[YOUR TASK]: Without including the pictures, copy out every line below.

[Data records]:
- - - -

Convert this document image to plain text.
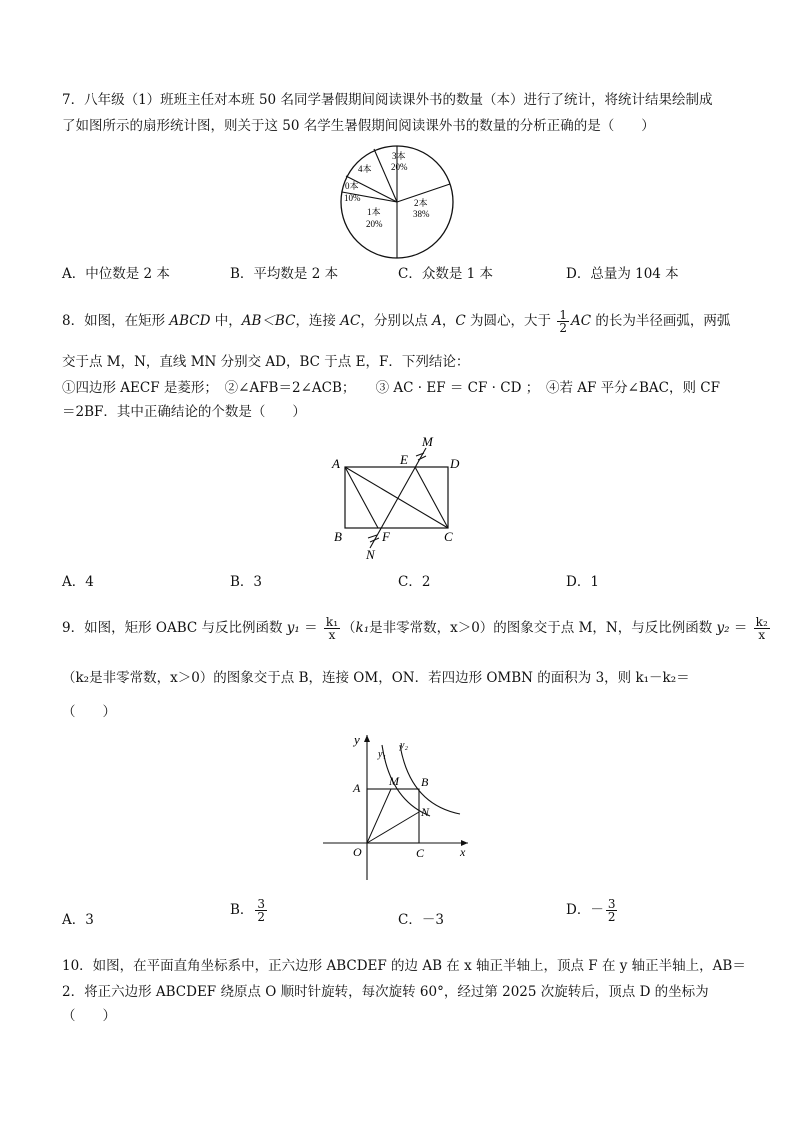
7．八年级（1）班班主任对本班 50 名同学暑假期间阅读课外书的数量（本）进行了统计，将统计结果绘制成
了如图所示的扇形统计图，则关于这 50 名学生暑假期间阅读课外书的数量的分析正确的是（　　）
3本
20%
2本
38%
1本
20%
0本
10%
4本
A．中位数是 2 本	B．平均数是 2 本	C．众数是 1 本	D．总量为 104 本
8．如图，在矩形 ABCD 中，AB＜BC，连接 AC，分别以点 A，C 为圆心，大于 $\frac{1}{2}$ AC 的长为半径画弧，两弧
交于点 M，N，直线 MN 分别交 AD，BC 于点 E，F．下列结论：
①四边形 AECF 是菱形；　②∠AFB＝2∠ACB；　　③ AC · EF ＝ CF · CD ；　④若 AF 平分∠BAC，则 CF
＝2BF．其中正确结论的个数是（　　）
A	E
M
D
B	F
N
C
A．4	B．3	C．2	D．1
9．如图，矩形 OABC 与反比例函数 $y_1 = \frac{\text{k₁}}{x} (k_1$是非零常数，x＞0）的图象交于点 M，N，与反比例函数 $y_2 = \frac{\text{k₂}}{x}$
（k₂是非零常数，x＞0）的图象交于点 B，连接 OM，ON．若四边形 OMBN 的面积为 3，则 k₁－k₂＝
（　　）
y
y₁
y₂
A M B
N
O	C	x
A．3
B． $\frac{3}{2}$	C．－3
D．－ $\frac{3}{2}$
10．如图，在平面直角坐标系中，正六边形 ABCDEF 的边 AB 在 x 轴正半轴上，顶点 F 在 y 轴正半轴上，AB＝
2．将正六边形 ABCDEF 绕原点 O 顺时针旋转，每次旋转 60°，经过第 2025 次旋转后，顶点 D 的坐标为
（　　）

- - - -

[SOLVED PROBLEM]:
Convert this document image to plain text.
7．八年级（1）班班主任对本班 50 名同学暑假期间阅读课外书的数量（本）进行了统计，将统计结果绘制成
了如图所示的扇形统计图，则关于这 50 名学生暑假期间阅读课外书的数量的分析正确的是（　　）
3本
20%
2本
38%
1本
20%
0本
10%
4本
A．中位数是 2 本	B．平均数是 2 本	C．众数是 1 本	D．总量为 104 本
8．如图，在矩形 ABCD 中，AB＜BC，连接 AC，分别以点 A，C 为圆心，大于 $\frac{1}{2}$ AC 的长为半径画弧，两弧
交于点 M，N，直线 MN 分别交 AD，BC 于点 E，F．下列结论：
①四边形 AECF 是菱形；　②∠AFB＝2∠ACB；　　③ AC · EF ＝ CF · CD ；　④若 AF 平分∠BAC，则 CF
＝2BF．其中正确结论的个数是（　　）
A	E
M
D
B	F
N
C
A．4	B．3	C．2	D．1
9．如图，矩形 OABC 与反比例函数 $y_1 = \frac{\text{k₁}}{x} (k_1$是非零常数，x＞0）的图象交于点 M，N，与反比例函数 $y_2 = \frac{\text{k₂}}{x}$
（k₂是非零常数，x＞0）的图象交于点 B，连接 OM，ON．若四边形 OMBN 的面积为 3，则 k₁－k₂＝
（　　）
y
y₁
y₂
A M B
N
O	C	x
A．3
B． $\frac{3}{2}$	C．－3
D．－ $\frac{3}{2}$
10．如图，在平面直角坐标系中，正六边形 ABCDEF 的边 AB 在 x 轴正半轴上，顶点 F 在 y 轴正半轴上，AB＝
2．将正六边形 ABCDEF 绕原点 O 顺时针旋转，每次旋转 60°，经过第 2025 次旋转后，顶点 D 的坐标为
（　　）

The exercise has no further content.